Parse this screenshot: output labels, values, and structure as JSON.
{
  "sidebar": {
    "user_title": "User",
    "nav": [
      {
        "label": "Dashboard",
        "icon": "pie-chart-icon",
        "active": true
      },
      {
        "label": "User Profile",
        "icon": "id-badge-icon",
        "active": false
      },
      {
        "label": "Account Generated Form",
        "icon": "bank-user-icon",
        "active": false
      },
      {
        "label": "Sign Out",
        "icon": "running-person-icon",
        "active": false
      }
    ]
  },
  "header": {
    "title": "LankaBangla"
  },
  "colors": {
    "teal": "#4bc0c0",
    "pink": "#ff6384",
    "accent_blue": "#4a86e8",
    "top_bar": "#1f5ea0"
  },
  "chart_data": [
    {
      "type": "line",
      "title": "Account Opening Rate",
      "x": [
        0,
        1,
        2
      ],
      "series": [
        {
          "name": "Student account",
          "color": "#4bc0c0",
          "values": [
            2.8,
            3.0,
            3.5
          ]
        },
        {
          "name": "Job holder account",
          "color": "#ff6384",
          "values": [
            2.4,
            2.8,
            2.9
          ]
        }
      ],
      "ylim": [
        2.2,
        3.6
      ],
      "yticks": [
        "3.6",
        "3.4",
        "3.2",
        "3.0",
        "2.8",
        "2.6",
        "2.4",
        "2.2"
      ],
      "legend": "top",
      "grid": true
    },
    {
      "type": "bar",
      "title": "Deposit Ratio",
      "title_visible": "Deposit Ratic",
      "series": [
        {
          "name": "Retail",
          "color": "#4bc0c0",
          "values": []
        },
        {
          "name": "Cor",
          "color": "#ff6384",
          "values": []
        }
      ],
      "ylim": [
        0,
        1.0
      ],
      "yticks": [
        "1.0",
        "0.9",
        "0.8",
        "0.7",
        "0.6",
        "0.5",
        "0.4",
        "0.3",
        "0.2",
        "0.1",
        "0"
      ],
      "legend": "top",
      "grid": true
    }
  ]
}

++++++++++++++++++++

▶ _TASK PROMPT_
Produce an exact copy of the whole listing.

▶ _EXERCISE SOLUTION_
Parse this screenshot: output labels, values, and structure as JSON.
{
  "sidebar": {
    "user_title": "User",
    "nav": [
      {
        "label": "Dashboard",
        "icon": "pie-chart-icon",
        "active": true
      },
      {
        "label": "User Profile",
        "icon": "id-badge-icon",
        "active": false
      },
      {
        "label": "Account Generated Form",
        "icon": "bank-user-icon",
        "active": false
      },
      {
        "label": "Sign Out",
        "icon": "running-person-icon",
        "active": false
      }
    ]
  },
  "header": {
    "title": "LankaBangla"
  },
  "colors": {
    "teal": "#4bc0c0",
    "pink": "#ff6384",
    "accent_blue": "#4a86e8",
    "top_bar": "#1f5ea0"
  },
  "chart_data": [
    {
      "type": "line",
      "title": "Account Opening Rate",
      "x": [
        0,
        1,
        2
      ],
      "series": [
        {
          "name": "Student account",
          "color": "#4bc0c0",
          "values": [
            2.8,
            3.0,
            3.5
          ]
        },
        {
          "name": "Job holder account",
          "color": "#ff6384",
          "values": [
            2.4,
            2.8,
            2.9
          ]
        }
      ],
      "ylim": [
        2.2,
        3.6
      ],
      "yticks": [
        "3.6",
        "3.4",
        "3.2",
        "3.0",
        "2.8",
        "2.6",
        "2.4",
        "2.2"
      ],
      "legend": "top",
      "grid": true
    },
    {
      "type": "bar",
      "title": "Deposit Ratio",
      "title_visible": "Deposit Ratic",
      "series": [
        {
          "name": "Retail",
          "color": "#4bc0c0",
          "values": []
        },
        {
          "name": "Cor",
          "color": "#ff6384",
          "values": []
        }
      ],
      "ylim": [
        0,
        1.0
      ],
      "yticks": [
        "1.0",
        "0.9",
        "0.8",
        "0.7",
        "0.6",
        "0.5",
        "0.4",
        "0.3",
        "0.2",
        "0.1",
        "0"
      ],
      "legend": "top",
      "grid": true
    }
  ]
}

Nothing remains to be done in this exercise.